→ Problem to solve:
Copy nothing but the text: reproduce each line of the listing exactly and leave the pictures out.

Figure collection entries:
▬▬▬

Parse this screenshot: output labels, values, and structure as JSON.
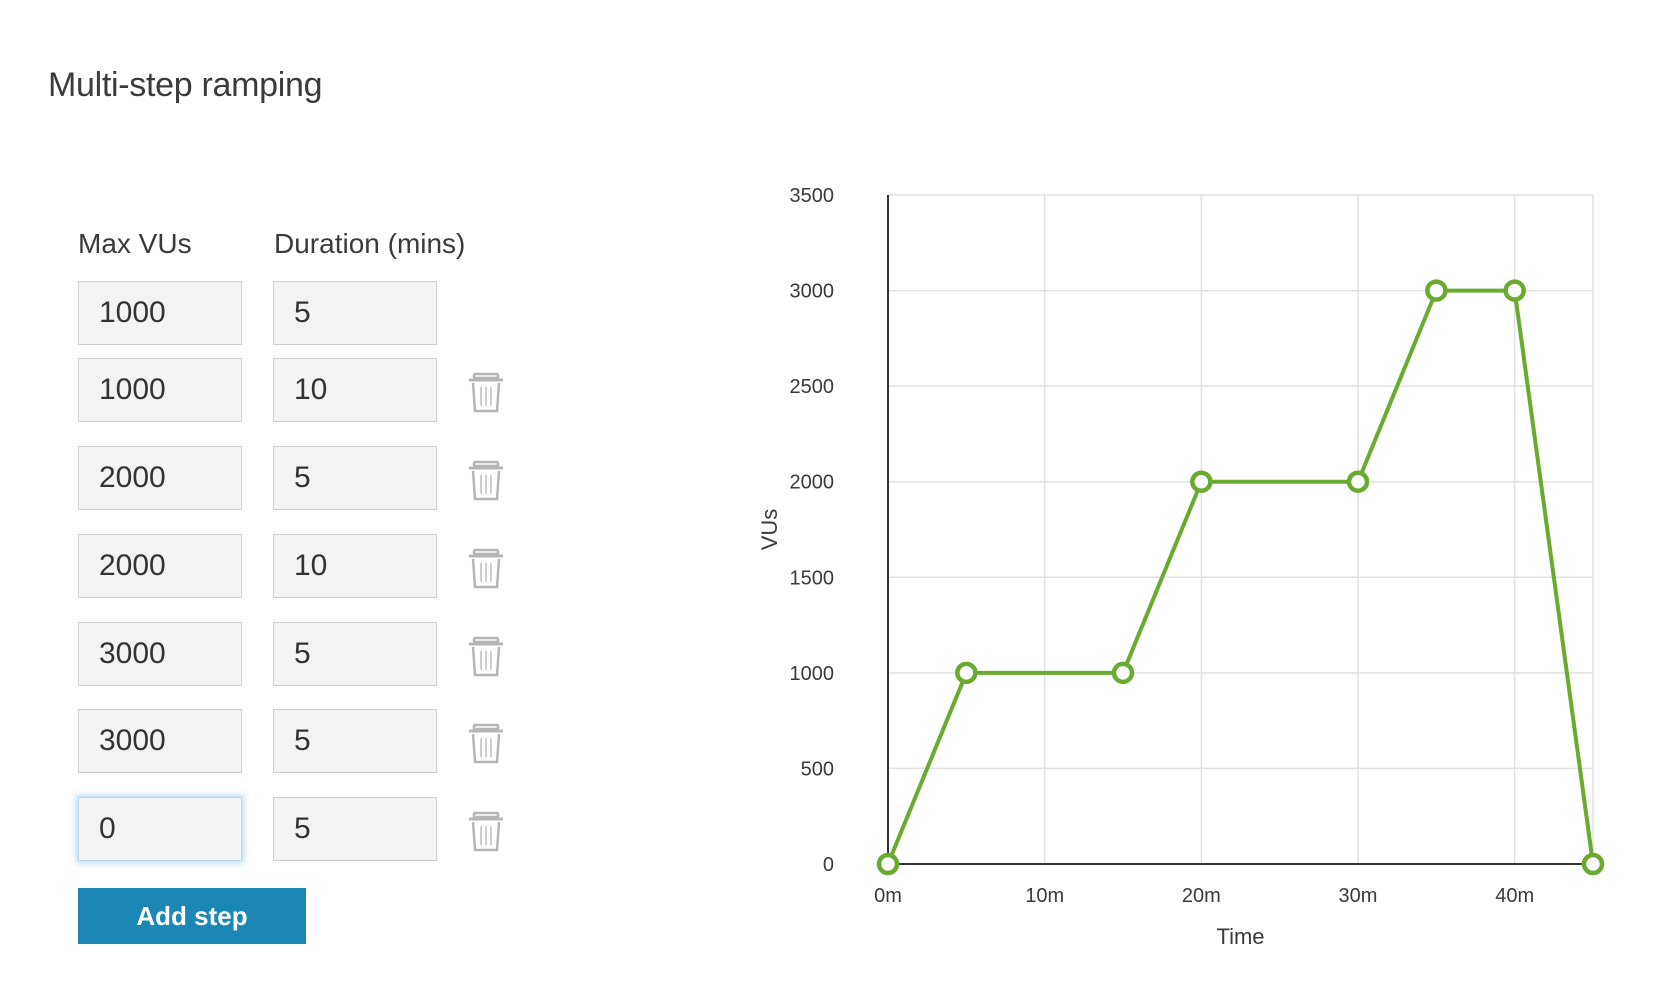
{
  "page": {
    "title": "Multi-step ramping"
  },
  "form": {
    "col_max_vus": "Max VUs",
    "col_duration": "Duration (mins)",
    "steps": [
      {
        "vus": "1000",
        "duration": "5"
      },
      {
        "vus": "1000",
        "duration": "10"
      },
      {
        "vus": "2000",
        "duration": "5"
      },
      {
        "vus": "2000",
        "duration": "10"
      },
      {
        "vus": "3000",
        "duration": "5"
      },
      {
        "vus": "3000",
        "duration": "5"
      },
      {
        "vus": "0",
        "duration": "5"
      }
    ],
    "add_step_label": "Add step",
    "delete_icon": "trash-icon"
  },
  "colors": {
    "accent": "#1a87b5",
    "series": "#6aaa2f",
    "grid": "#e2e2e2",
    "axis": "#333333"
  },
  "chart_data": {
    "type": "line",
    "title": "",
    "xlabel": "Time",
    "ylabel": "VUs",
    "xlim": [
      0,
      45
    ],
    "ylim": [
      0,
      3500
    ],
    "x_ticks": [
      0,
      10,
      20,
      30,
      40
    ],
    "x_tick_labels": [
      "0m",
      "10m",
      "20m",
      "30m",
      "40m"
    ],
    "y_ticks": [
      0,
      500,
      1000,
      1500,
      2000,
      2500,
      3000,
      3500
    ],
    "y_tick_labels": [
      "0",
      "500",
      "1000",
      "1500",
      "2000",
      "2500",
      "3000",
      "3500"
    ],
    "series": [
      {
        "name": "VUs",
        "x": [
          0,
          5,
          15,
          20,
          30,
          35,
          40,
          45
        ],
        "y": [
          0,
          1000,
          1000,
          2000,
          2000,
          3000,
          3000,
          0
        ]
      }
    ]
  }
}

▬▬▬

→ Task answer:
Parse this screenshot: output labels, values, and structure as JSON.
{
  "page": {
    "title": "Multi-step ramping"
  },
  "form": {
    "col_max_vus": "Max VUs",
    "col_duration": "Duration (mins)",
    "steps": [
      {
        "vus": "1000",
        "duration": "5"
      },
      {
        "vus": "1000",
        "duration": "10"
      },
      {
        "vus": "2000",
        "duration": "5"
      },
      {
        "vus": "2000",
        "duration": "10"
      },
      {
        "vus": "3000",
        "duration": "5"
      },
      {
        "vus": "3000",
        "duration": "5"
      },
      {
        "vus": "0",
        "duration": "5"
      }
    ],
    "add_step_label": "Add step",
    "delete_icon": "trash-icon"
  },
  "colors": {
    "accent": "#1a87b5",
    "series": "#6aaa2f",
    "grid": "#e2e2e2",
    "axis": "#333333"
  },
  "chart_data": {
    "type": "line",
    "title": "",
    "xlabel": "Time",
    "ylabel": "VUs",
    "xlim": [
      0,
      45
    ],
    "ylim": [
      0,
      3500
    ],
    "x_ticks": [
      0,
      10,
      20,
      30,
      40
    ],
    "x_tick_labels": [
      "0m",
      "10m",
      "20m",
      "30m",
      "40m"
    ],
    "y_ticks": [
      0,
      500,
      1000,
      1500,
      2000,
      2500,
      3000,
      3500
    ],
    "y_tick_labels": [
      "0",
      "500",
      "1000",
      "1500",
      "2000",
      "2500",
      "3000",
      "3500"
    ],
    "series": [
      {
        "name": "VUs",
        "x": [
          0,
          5,
          15,
          20,
          30,
          35,
          40,
          45
        ],
        "y": [
          0,
          1000,
          1000,
          2000,
          2000,
          3000,
          3000,
          0
        ]
      }
    ]
  }
}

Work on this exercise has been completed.